EXCERPTED PASSAGE ▸

····················

I don't really want these, but Amazon recommended them for me. I've certainly never ordered canned fish online before, so who knows what they're thinking - but the point is that if I want to find out, I could have them Monday! For free!

I’m used to that whole free shipping thing taking weeks. Crockett’s birthday isn’t until next month and I ordered his present three days ago, just so I’d be sure it would arrive on time. Now?

I want it?

Boom, I got it.

P.S. Yes, I understand that I still have to pay for the items themselves. Yes, that does mean I won’t actually be ordering any of them. However, it’s nice to know I COULD. ON SHORT NOTICE. AND GET THEM IN TIME. Yay.

P.P.S. Does anyone know what other cool stuff I can get with my .edu email address? I know Apple gives 10% off… what else?

17 computers a day

Wednesday, September 22nd, 2010

I’m going to need you guys to not laugh, ok?

I think I might have picked my current major of Computer Science because of Hackers. Sure, that sounds like the kind of life decision one might not want to leave to some mid-90s movie. But if one were going to do such a goofy thing, one could do worse than Hackers.

First and most pimportantly, the technology was so fascinatingly fabulous that it makes anything I can currently make a computer do look like a monkey with a stick did it.

No computer lab I've ever seen has looked anything like this.

Nonsensical text rarely floats around my head while I program.

Sure, it’s unrealistic. But it’s so purdy!

Secondly, how cool are hackers themselves?

The hotness!

Really fucking cool, that’s how cool.

Thirdly, there is a sense of humor and insiderness that I simply must be a part of.

The blue poster: Information is Penetration. Tell me that's not an inside joke and I'll tell you that you obviously weren't watching this movie as carefully as I was so you should probably zip your lip before I zip it for you.

And finally? The nicknames.

Sure, Crash and Burn are taken, but I'm sure I could find something else. Also, does anyone know why the lights in this office building are connected to a computer, making them hackable?

I’m a sucker for a good nickname. Some of my ladies on twitter are currently calling me Cajun Spice (for no good reason that I can see, but that’s not really the point, now is it?), and I’m accepting suggestions for a good hacker nickname.

So, Hackers, thank you. Thank you for shaping my life. And for being unrealistic, funny, and full of hot people.

Hack the Planet, y’all.

you can wake up younger under the knife

Tuesday, September 21st, 2010

Most of the time I write my posts in the morning, before I start the rest of my daily ablutions. (Does anyone else think that word is funny?)

Sometimes, though, I’ll have a half formed idea and write something up and stick it in the drafts folder for an emergency braindead day.

Today, I looked at my drafts. I found a post titled ‘you can wake up younger under the knife’ (why, that’s the very post you’re reading! How crazy!). The post had absolutely no content.

So, last week Emma who thought this was a good and useful idea?

You’re stupid.

Everyone, blame her for the lameness of this post today. Not me. This is totally not my fault.

P.S. I wrote a slightly less waste-of-our time post on The Road. If you’re bored. Or whatever.

····················

SOURCE DATA ▸
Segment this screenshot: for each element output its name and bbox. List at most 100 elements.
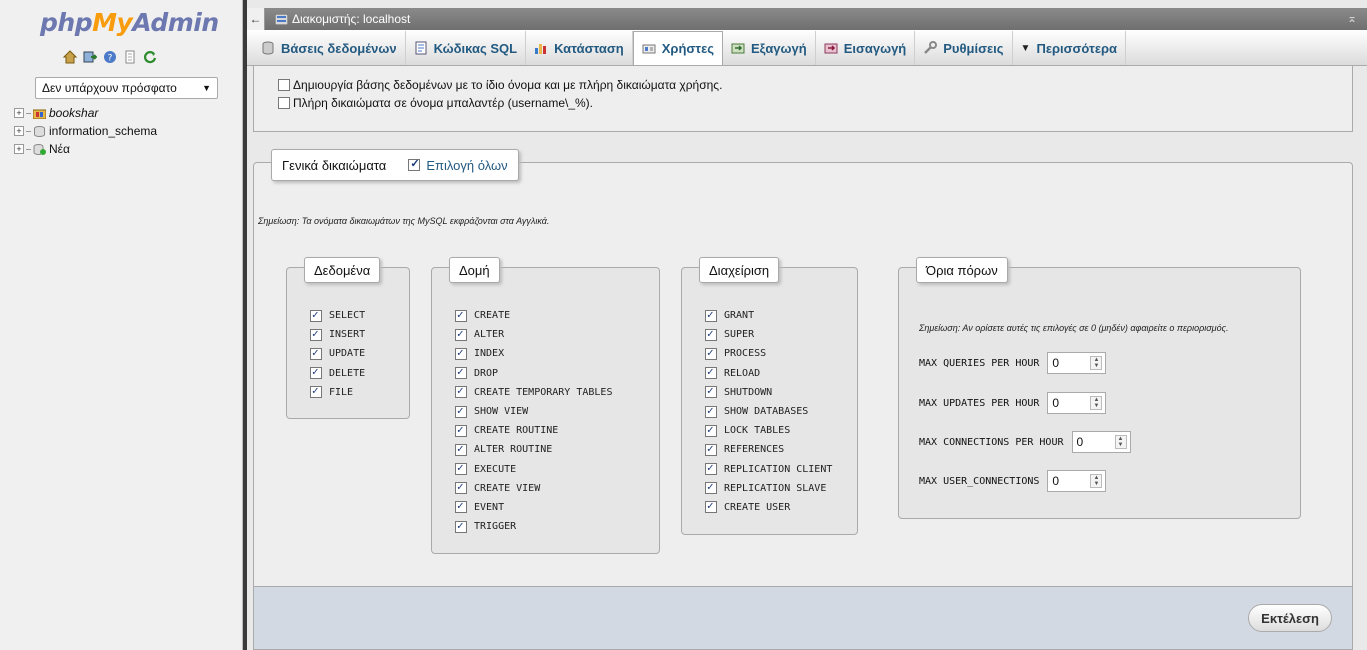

····················

WRITTEN REQUEST 1 ▸
In the blog excerpt, which movie does the writer say may have led to choosing Computer Science as a major?
WRITTEN REQUEST 2 ▸
Resume the blog excerpt, picking up right after its final sentence.

FINAL RESULT 1 ▸
Hackers.

FINAL RESULT 2 ▸
diet tonic and dianetics are not the same thing

Monday, September 20th, 2010

I’m about to do something that’s going to sound like I’m fake bitching in order to compliment myself, but that’s not what I’m doing.

You know that thing, right? Like, if I were to say “you guys, it’s just so HARD for me to pay for my own drinks at the bar and as an independent woman I find that insulting”. That would actually be me saying “I’m so hot. No, really. I’m so hot. And it’s really irritating, except not. ” (A stranger has never purchased a drink for me, in case you’re wondering.)

That’s not what I’m doing when I say this, ok?

I really need my girlfriends to stop telling me that all men want to sleep with me.

I know they think they’re being complimentary. I know that because I’ve absolutely been guilty of throwing comments like this around. In a bar, if some guy looks at my girlfriend for longer than a passing glance, I point him out in hushed tones and we dissect whether he’s married (usually), cute (sometimes), and good enough for her (never). I say with absolute certainty that he wants to get with her in dirty dirty ways, and when someone looks at me the same way she returns the favor.

I have no problem whatsoever with this.

Let me give you an example of where the entire circle breaks down.

I recently met someone in an networking environment. This person was smart and trying new and exciting things and, in a possibly dubious move, thought that perhaps I’d have interesting things to say about … (my gender neutral pronoun plan has broken down, and clearly you know I’m talking about a man anyway) his new business ventures, and so he suggested that we have coffee.

I thought this was brilliant. I’m trying to become more familiar with the Boulder tech scene. I’m trying to make new friends. He’s smart and funny and seems kind of awesome and I freaking swear to all that is holy when he said let’s get coffee and talk about entrepreneurial shit, I assumed that he meant let’s get coffee and talk about entrepreneurial shit.

Know why I thought that? Cause that’s what he meant. And honestly? I was excited.

And then several people, including two of my best friends and my mom, said something like “he probably wants to sleep with you”.

Serioulsy, people.

Not everyone wants to sleep with everyone.

It’s like…. a thing. A thing where you can pretend that everyone wants to sleep with everyone when it’s fun and it’s just among you and it doesn’t have anything to do with anyone’s life, but ?

This is a situation in which it helps no one. And my youngish handsomeish male mentor, who I was never able to comfortably tell my friends about because they’d inevitably suggest that his glowing recommendations were somehow related to my appearance and status (unmarried and subordinate).

It’s nice to have girlfriends who bolster my confidence. It’s nice to have my girlfriends tell me that the hottest guy in the bar is totally into me and just isn’t buying me a drink because he doesn’t want to come across as desperate. It’s not TRUE, but that’s sort of the point, right?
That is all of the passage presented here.